» **TASK REQUIREMENTS**:
Write out the whole listing, matching it exactly.

(Data extracted from a collection)
##############################

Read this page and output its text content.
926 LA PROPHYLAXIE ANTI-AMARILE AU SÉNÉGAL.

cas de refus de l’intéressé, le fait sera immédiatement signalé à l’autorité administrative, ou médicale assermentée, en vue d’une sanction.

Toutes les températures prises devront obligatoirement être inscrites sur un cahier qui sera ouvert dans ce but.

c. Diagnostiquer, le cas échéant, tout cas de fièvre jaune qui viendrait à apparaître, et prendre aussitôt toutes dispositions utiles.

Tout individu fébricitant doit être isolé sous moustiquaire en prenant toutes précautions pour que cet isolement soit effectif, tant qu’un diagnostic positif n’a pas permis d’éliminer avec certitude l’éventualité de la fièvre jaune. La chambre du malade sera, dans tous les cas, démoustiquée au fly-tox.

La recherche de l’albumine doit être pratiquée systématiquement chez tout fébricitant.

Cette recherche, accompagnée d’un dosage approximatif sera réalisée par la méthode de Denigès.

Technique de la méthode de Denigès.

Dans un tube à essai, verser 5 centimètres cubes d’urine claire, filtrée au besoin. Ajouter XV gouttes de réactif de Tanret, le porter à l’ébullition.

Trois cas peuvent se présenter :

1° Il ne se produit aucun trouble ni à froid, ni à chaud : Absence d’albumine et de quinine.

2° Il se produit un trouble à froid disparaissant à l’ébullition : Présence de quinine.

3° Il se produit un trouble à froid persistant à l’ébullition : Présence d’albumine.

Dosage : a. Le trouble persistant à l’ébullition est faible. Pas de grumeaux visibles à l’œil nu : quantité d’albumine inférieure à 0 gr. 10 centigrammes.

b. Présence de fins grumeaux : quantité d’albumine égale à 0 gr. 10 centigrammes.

##############################

» **THE SOLUTION**:
Read this page and output its text content.
926 LA PROPHYLAXIE ANTI-AMARILE AU SÉNÉGAL.

cas de refus de l’intéressé, le fait sera immédiatement signalé à l’autorité administrative, ou médicale assermentée, en vue d’une sanction.

Toutes les températures prises devront obligatoirement être inscrites sur un cahier qui sera ouvert dans ce but.

c. Diagnostiquer, le cas échéant, tout cas de fièvre jaune qui viendrait à apparaître, et prendre aussitôt toutes dispositions utiles.

Tout individu fébricitant doit être isolé sous moustiquaire en prenant toutes précautions pour que cet isolement soit effectif, tant qu’un diagnostic positif n’a pas permis d’éliminer avec certitude l’éventualité de la fièvre jaune. La chambre du malade sera, dans tous les cas, démoustiquée au fly-tox.

La recherche de l’albumine doit être pratiquée systématiquement chez tout fébricitant.

Cette recherche, accompagnée d’un dosage approximatif sera réalisée par la méthode de Denigès.

Technique de la méthode de Denigès.

Dans un tube à essai, verser 5 centimètres cubes d’urine claire, filtrée au besoin. Ajouter XV gouttes de réactif de Tanret, le porter à l’ébullition.

Trois cas peuvent se présenter :

1° Il ne se produit aucun trouble ni à froid, ni à chaud : Absence d’albumine et de quinine.

2° Il se produit un trouble à froid disparaissant à l’ébullition : Présence de quinine.

3° Il se produit un trouble à froid persistant à l’ébullition : Présence d’albumine.

Dosage : a. Le trouble persistant à l’ébullition est faible. Pas de grumeaux visibles à l’œil nu : quantité d’albumine inférieure à 0 gr. 10 centigrammes.

b. Présence de fins grumeaux : quantité d’albumine égale à 0 gr. 10 centigrammes.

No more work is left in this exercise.